# INSTRUCTIONS TO FOLLOW
Filter the lines below, copying only those with the string "ffffff".

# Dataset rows

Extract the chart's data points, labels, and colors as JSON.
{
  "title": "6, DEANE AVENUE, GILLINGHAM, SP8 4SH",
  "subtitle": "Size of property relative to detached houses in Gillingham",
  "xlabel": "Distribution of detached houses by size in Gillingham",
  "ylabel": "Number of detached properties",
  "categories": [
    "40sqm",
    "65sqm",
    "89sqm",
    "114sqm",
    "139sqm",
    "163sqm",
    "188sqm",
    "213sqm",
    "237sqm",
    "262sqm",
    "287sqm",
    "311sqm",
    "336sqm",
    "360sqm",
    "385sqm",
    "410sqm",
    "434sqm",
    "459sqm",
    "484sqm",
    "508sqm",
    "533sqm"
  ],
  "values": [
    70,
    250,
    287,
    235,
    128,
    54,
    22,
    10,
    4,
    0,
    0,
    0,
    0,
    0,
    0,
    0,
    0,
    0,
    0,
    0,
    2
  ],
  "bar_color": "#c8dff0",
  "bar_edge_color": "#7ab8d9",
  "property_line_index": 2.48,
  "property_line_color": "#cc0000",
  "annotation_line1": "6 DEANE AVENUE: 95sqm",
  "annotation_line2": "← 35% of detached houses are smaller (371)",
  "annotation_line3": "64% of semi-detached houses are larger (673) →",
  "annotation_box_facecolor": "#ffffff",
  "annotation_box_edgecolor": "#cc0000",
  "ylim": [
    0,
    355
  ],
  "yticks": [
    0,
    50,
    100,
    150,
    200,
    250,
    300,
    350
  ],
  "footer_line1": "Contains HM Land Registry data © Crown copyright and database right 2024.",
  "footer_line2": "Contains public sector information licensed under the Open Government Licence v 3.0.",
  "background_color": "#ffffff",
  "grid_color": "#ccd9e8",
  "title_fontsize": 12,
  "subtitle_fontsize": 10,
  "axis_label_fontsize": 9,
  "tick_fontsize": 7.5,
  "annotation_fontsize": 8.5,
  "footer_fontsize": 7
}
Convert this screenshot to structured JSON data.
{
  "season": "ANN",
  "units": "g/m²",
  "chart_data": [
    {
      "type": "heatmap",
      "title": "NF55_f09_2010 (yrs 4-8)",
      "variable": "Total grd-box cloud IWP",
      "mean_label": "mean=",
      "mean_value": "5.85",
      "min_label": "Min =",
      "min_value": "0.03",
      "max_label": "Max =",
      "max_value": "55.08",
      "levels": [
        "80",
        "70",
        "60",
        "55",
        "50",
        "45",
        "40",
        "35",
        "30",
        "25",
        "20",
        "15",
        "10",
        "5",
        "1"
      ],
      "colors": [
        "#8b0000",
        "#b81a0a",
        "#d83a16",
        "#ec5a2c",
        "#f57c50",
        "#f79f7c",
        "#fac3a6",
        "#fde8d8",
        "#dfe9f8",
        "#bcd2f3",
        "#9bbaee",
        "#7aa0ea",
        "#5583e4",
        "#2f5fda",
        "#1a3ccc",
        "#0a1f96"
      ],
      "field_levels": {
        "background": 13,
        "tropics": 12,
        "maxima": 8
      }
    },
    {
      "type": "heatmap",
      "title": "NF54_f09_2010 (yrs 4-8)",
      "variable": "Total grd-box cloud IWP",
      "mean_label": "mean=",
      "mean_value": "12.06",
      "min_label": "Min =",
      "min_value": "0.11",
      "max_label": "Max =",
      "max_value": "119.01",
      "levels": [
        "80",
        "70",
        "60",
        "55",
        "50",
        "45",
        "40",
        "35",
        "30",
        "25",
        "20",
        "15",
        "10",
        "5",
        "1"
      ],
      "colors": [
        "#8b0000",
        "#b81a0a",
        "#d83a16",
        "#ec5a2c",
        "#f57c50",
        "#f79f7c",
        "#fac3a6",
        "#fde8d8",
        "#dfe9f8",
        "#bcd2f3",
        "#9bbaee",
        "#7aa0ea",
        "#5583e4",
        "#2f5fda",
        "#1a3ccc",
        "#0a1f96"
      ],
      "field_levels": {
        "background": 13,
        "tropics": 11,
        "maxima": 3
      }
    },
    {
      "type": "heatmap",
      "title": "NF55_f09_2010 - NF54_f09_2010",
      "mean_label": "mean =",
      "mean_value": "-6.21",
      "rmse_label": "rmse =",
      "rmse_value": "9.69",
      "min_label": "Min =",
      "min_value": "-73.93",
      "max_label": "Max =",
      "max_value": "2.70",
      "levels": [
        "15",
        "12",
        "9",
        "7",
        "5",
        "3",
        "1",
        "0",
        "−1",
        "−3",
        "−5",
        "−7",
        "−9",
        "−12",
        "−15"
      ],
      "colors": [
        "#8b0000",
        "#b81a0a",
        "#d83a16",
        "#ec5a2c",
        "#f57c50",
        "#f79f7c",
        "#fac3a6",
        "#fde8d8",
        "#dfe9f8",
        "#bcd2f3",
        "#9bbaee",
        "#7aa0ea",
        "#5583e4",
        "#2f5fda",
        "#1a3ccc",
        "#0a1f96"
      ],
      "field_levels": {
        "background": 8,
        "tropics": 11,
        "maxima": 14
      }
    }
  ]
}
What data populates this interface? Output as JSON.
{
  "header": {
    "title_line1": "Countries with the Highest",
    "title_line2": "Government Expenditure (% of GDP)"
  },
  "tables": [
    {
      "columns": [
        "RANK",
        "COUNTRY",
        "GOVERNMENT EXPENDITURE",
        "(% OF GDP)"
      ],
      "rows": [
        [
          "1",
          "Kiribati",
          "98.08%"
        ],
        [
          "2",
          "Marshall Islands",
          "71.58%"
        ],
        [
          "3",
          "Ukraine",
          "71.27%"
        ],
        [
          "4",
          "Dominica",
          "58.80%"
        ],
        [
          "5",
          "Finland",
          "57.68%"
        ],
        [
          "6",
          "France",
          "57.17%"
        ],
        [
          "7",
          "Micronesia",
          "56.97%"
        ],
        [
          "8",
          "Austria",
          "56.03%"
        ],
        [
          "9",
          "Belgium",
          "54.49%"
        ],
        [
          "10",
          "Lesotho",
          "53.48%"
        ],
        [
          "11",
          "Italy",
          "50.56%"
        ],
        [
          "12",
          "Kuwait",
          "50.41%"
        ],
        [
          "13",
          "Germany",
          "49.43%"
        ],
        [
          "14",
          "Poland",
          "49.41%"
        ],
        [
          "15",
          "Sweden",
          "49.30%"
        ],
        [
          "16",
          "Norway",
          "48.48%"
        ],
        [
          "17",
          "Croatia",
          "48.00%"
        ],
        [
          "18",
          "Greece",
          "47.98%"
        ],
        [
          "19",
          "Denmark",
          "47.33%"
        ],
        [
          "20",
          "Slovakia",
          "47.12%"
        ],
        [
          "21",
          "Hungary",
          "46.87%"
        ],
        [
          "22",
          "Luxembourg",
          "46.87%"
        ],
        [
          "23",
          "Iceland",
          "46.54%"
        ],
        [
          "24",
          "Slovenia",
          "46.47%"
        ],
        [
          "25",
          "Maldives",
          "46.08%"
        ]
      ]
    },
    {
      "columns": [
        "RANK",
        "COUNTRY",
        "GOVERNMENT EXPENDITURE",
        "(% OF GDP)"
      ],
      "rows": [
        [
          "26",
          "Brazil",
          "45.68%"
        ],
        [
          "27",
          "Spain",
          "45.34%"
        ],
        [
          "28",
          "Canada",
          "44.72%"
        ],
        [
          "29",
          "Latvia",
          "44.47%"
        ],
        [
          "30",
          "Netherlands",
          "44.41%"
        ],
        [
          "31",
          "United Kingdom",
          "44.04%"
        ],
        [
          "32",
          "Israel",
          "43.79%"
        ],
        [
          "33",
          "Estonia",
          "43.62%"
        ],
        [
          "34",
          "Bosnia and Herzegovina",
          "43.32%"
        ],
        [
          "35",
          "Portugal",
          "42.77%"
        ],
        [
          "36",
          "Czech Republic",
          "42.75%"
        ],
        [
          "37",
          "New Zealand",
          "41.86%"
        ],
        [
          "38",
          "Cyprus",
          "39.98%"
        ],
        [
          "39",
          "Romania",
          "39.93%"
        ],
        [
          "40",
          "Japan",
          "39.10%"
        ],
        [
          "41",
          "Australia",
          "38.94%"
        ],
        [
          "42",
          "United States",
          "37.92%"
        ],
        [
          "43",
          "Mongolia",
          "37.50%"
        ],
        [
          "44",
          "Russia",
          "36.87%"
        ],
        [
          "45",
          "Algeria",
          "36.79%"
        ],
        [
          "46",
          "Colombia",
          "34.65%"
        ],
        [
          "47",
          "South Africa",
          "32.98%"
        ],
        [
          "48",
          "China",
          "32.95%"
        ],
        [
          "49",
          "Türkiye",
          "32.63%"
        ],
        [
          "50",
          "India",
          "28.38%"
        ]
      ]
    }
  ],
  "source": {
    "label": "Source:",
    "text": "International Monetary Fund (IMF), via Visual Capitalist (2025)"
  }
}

# FINAL ANSWER
  "annotation_box_facecolor": "#ffffff",
  "background_color": "#ffffff",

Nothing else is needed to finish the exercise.